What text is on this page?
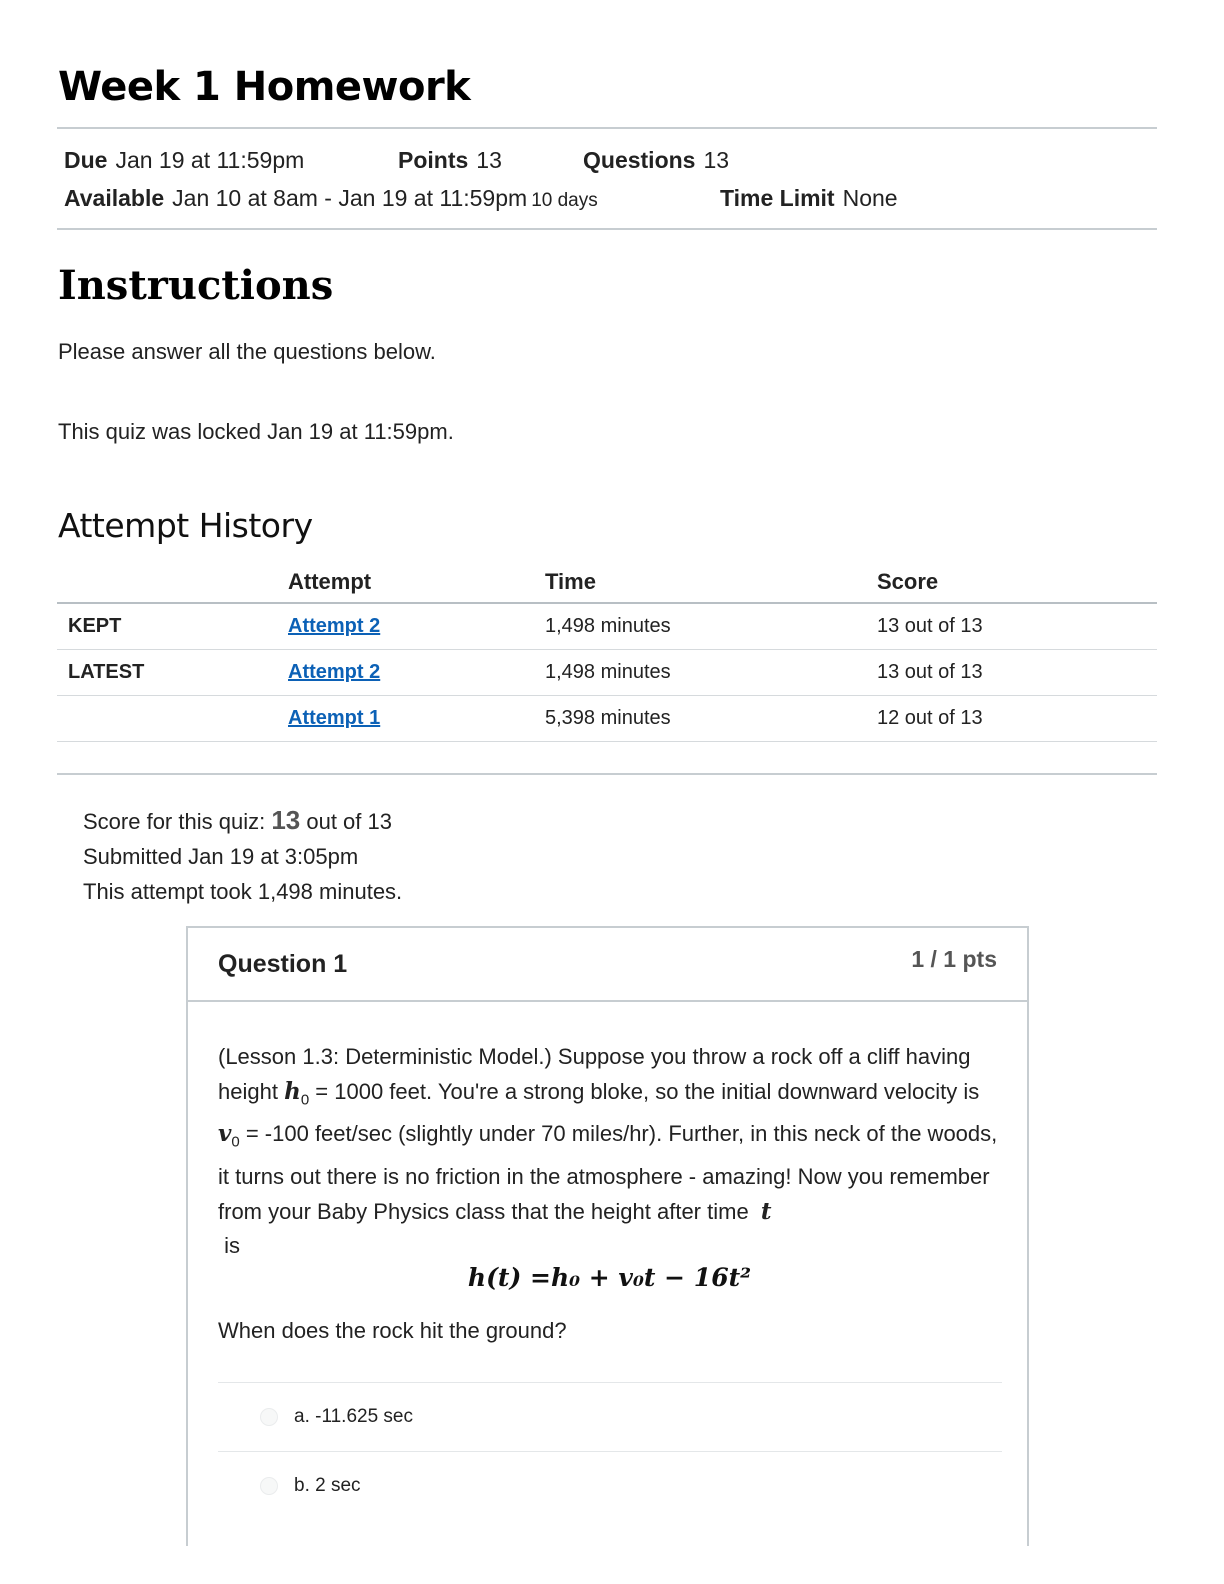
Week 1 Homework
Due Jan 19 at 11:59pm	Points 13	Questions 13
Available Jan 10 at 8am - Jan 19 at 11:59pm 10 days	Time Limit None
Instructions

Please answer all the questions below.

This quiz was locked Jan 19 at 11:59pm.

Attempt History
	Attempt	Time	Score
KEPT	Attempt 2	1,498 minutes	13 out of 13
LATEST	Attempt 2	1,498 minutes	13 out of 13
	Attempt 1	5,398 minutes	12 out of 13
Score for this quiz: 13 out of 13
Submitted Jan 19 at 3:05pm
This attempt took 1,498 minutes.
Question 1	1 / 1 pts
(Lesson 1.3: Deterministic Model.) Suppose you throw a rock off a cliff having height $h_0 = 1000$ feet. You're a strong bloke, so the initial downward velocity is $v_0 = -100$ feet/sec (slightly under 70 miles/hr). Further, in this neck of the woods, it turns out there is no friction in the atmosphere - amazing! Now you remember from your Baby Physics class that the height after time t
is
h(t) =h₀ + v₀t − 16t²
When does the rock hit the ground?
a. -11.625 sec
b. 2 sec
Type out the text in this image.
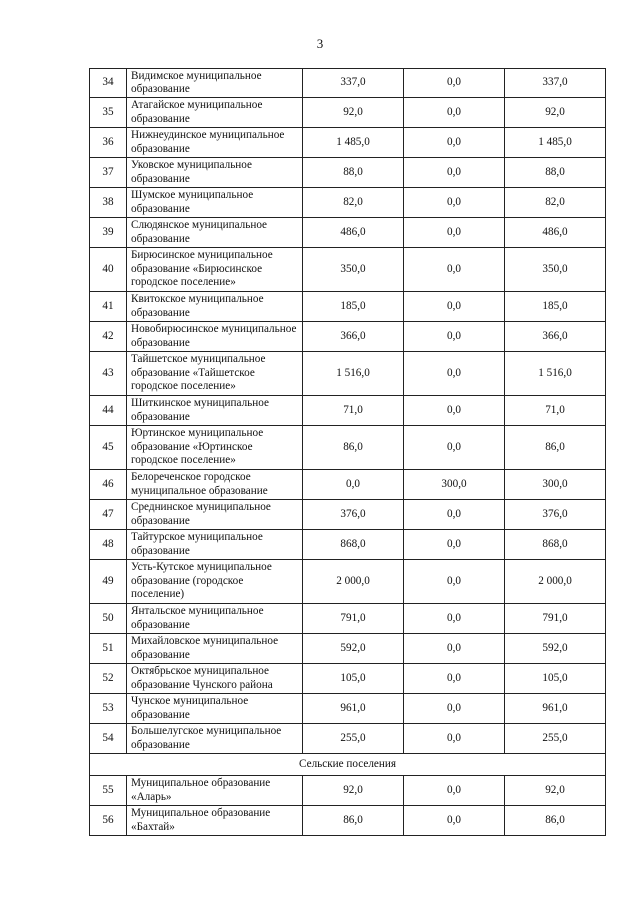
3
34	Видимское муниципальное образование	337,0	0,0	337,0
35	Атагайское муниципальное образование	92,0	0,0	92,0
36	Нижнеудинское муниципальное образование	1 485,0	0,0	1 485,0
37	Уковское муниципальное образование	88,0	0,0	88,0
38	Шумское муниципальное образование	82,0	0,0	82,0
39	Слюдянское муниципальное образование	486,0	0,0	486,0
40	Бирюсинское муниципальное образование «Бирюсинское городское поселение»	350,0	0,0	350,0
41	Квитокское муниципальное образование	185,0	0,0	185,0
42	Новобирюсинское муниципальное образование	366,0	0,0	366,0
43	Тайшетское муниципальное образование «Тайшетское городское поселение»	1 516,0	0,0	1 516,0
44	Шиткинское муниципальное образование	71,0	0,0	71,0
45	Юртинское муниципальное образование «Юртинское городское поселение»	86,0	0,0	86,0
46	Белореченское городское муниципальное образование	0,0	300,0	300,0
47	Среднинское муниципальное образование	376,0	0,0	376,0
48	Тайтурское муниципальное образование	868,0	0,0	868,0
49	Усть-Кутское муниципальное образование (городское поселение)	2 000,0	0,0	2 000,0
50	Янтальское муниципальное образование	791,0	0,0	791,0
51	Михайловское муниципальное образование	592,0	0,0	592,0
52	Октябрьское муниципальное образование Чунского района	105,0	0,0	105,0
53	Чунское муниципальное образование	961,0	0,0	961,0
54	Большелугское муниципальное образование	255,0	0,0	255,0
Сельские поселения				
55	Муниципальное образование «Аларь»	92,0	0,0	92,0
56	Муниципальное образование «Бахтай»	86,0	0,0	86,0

..........

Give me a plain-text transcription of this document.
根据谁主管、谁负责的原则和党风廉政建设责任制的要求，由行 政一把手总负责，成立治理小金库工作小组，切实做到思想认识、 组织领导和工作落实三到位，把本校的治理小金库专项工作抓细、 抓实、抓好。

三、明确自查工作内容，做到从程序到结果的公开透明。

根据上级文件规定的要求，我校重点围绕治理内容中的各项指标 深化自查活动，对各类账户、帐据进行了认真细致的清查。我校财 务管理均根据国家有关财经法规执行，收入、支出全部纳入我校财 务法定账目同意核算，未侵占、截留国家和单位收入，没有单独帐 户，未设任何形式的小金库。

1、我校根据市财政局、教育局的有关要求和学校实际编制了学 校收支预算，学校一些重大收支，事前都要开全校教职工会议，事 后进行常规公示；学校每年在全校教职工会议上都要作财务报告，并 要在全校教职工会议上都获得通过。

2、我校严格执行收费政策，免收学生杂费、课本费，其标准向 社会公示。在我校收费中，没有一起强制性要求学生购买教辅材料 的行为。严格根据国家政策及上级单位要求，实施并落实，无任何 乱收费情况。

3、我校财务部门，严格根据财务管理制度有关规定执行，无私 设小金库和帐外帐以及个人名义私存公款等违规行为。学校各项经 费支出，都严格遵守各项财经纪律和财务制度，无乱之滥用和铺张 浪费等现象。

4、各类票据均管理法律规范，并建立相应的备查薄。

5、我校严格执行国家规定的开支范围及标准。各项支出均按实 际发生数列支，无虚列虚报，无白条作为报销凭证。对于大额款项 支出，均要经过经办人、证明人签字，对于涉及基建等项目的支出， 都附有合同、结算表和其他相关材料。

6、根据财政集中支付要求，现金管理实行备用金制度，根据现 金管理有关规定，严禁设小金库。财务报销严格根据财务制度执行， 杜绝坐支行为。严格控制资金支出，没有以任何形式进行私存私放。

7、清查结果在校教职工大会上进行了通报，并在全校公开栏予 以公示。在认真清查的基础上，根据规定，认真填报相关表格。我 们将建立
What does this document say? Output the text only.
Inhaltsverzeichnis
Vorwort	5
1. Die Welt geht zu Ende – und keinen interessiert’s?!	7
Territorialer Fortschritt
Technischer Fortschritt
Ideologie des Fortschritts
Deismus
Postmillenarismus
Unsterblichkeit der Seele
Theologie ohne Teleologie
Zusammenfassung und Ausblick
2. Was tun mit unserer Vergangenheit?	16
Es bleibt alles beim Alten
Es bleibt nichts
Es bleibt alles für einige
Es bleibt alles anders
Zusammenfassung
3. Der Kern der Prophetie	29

..........

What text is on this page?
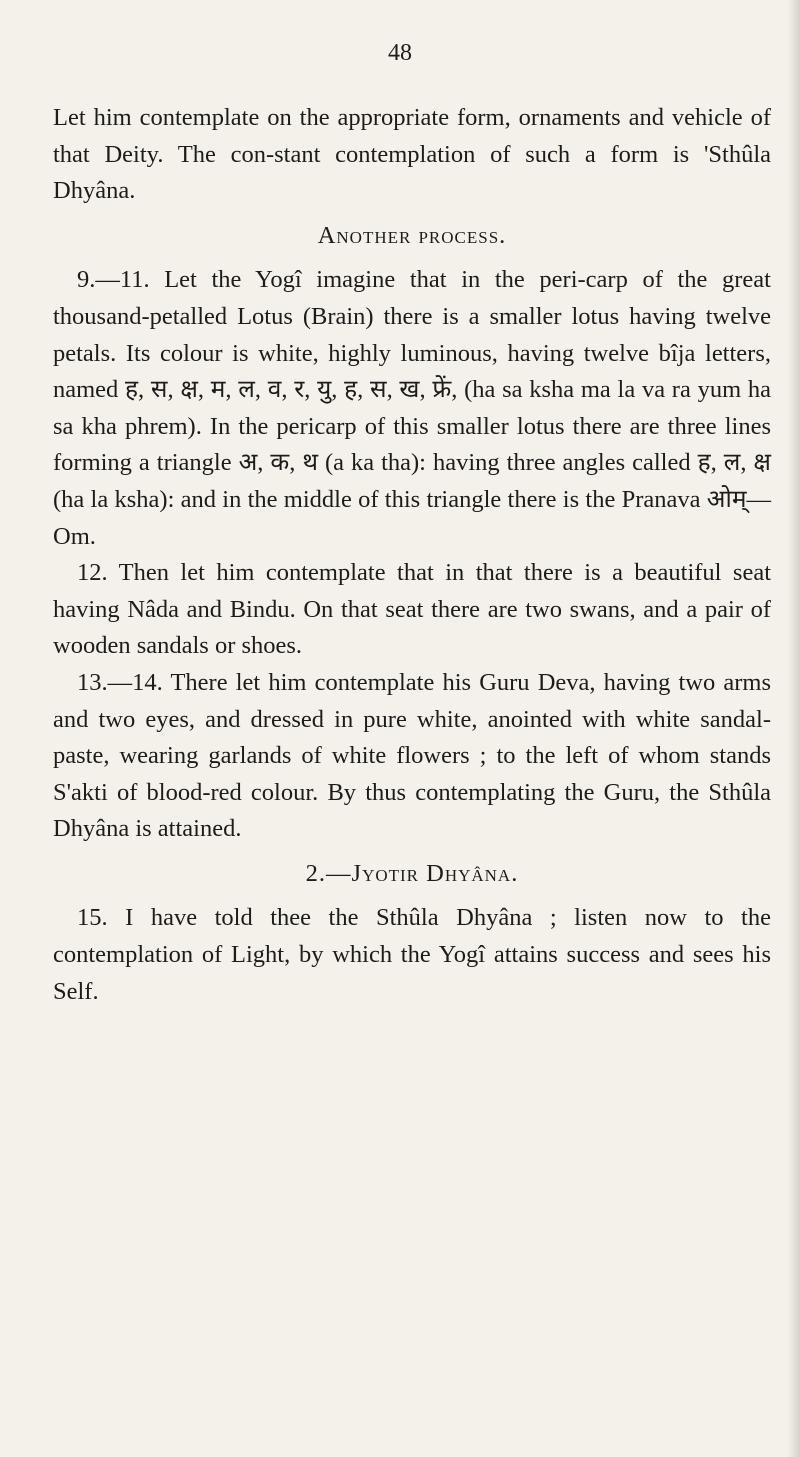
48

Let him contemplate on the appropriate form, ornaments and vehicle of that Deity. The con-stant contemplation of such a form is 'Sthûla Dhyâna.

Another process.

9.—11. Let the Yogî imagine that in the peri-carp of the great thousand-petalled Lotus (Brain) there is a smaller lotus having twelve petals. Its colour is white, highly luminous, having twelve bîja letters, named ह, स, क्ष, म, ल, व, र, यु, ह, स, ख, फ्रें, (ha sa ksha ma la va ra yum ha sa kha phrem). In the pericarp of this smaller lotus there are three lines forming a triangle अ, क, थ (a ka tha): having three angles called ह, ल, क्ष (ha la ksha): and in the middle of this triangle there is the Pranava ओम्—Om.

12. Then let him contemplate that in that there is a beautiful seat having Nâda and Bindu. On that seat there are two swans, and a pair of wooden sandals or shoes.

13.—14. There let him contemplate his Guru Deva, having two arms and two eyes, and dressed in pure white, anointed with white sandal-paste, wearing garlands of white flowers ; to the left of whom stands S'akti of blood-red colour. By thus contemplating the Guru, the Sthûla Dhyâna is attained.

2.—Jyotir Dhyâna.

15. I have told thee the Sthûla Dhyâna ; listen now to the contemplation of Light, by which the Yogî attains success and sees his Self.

..........

**TASK BRIEF**
Gather every line from the listing above in which the word "contemplation" appears.

**ANSWER TO THE TASK**
Let him contemplate on the appropriate form, ornaments and vehicle of that Deity. The con-stant contemplation of such a form is 'Sthûla Dhyâna.
15. I have told thee the Sthûla Dhyâna ; listen now to the contemplation of Light, by which the Yogî attains success and sees his Self.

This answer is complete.